● Source material

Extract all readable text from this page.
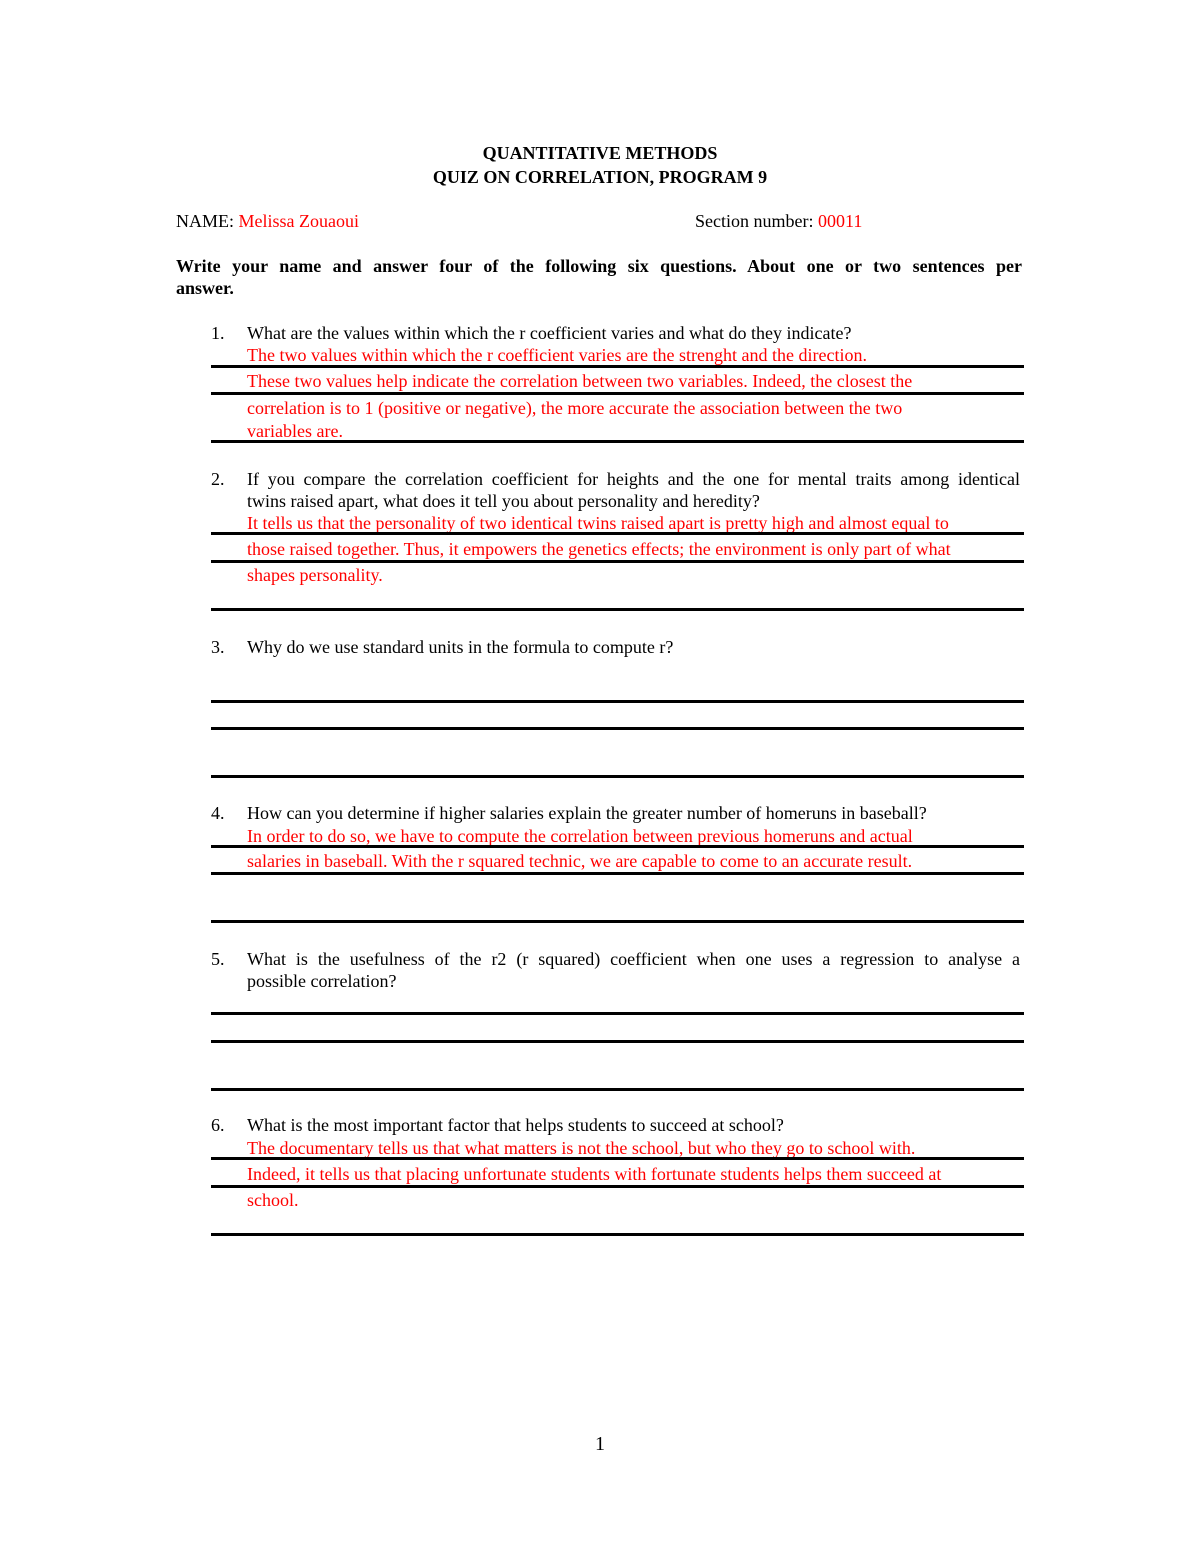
QUANTITATIVE METHODS
QUIZ ON CORRELATION, PROGRAM 9
NAME: Melissa Zouaoui	Section number: 00011
Write your name and answer four of the following six questions. About one or two sentences per
answer.
1. What are the values within which the r coefficient varies and what do they indicate?
The two values within which the r coefficient varies are the strenght and the direction.
These two values help indicate the correlation between two variables. Indeed, the closest the
correlation is to 1 (positive or negative), the more accurate the association between the two
variables are.
2. If you compare the correlation coefficient for heights and the one for mental traits among identical
twins raised apart, what does it tell you about personality and heredity?
It tells us that the personality of two identical twins raised apart is pretty high and almost equal to
those raised together. Thus, it empowers the genetics effects; the environment is only part of what
shapes personality.
3. Why do we use standard units in the formula to compute r?
4. How can you determine if higher salaries explain the greater number of homeruns in baseball?
In order to do so, we have to compute the correlation between previous homeruns and actual
salaries in baseball. With the r squared technic, we are capable to come to an accurate result.
5. What is the usefulness of the r2 (r squared) coefficient when one uses a regression to analyse a
possible correlation?
6. What is the most important factor that helps students to succeed at school?
The documentary tells us that what matters is not the school, but who they go to school with.
Indeed, it tells us that placing unfortunate students with fortunate students helps them succeed at
school.
1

● Written exercise
Without the pictures, write out all of the material exactly.

● Written reply
Extract all readable text from this page.
QUANTITATIVE METHODS
QUIZ ON CORRELATION, PROGRAM 9
NAME: Melissa Zouaoui	Section number: 00011
Write your name and answer four of the following six questions. About one or two sentences per
answer.
1. What are the values within which the r coefficient varies and what do they indicate?
The two values within which the r coefficient varies are the strenght and the direction.
These two values help indicate the correlation between two variables. Indeed, the closest the
correlation is to 1 (positive or negative), the more accurate the association between the two
variables are.
2. If you compare the correlation coefficient for heights and the one for mental traits among identical
twins raised apart, what does it tell you about personality and heredity?
It tells us that the personality of two identical twins raised apart is pretty high and almost equal to
those raised together. Thus, it empowers the genetics effects; the environment is only part of what
shapes personality.
3. Why do we use standard units in the formula to compute r?
4. How can you determine if higher salaries explain the greater number of homeruns in baseball?
In order to do so, we have to compute the correlation between previous homeruns and actual
salaries in baseball. With the r squared technic, we are capable to come to an accurate result.
5. What is the usefulness of the r2 (r squared) coefficient when one uses a regression to analyse a
possible correlation?
6. What is the most important factor that helps students to succeed at school?
The documentary tells us that what matters is not the school, but who they go to school with.
Indeed, it tells us that placing unfortunate students with fortunate students helps them succeed at
school.
1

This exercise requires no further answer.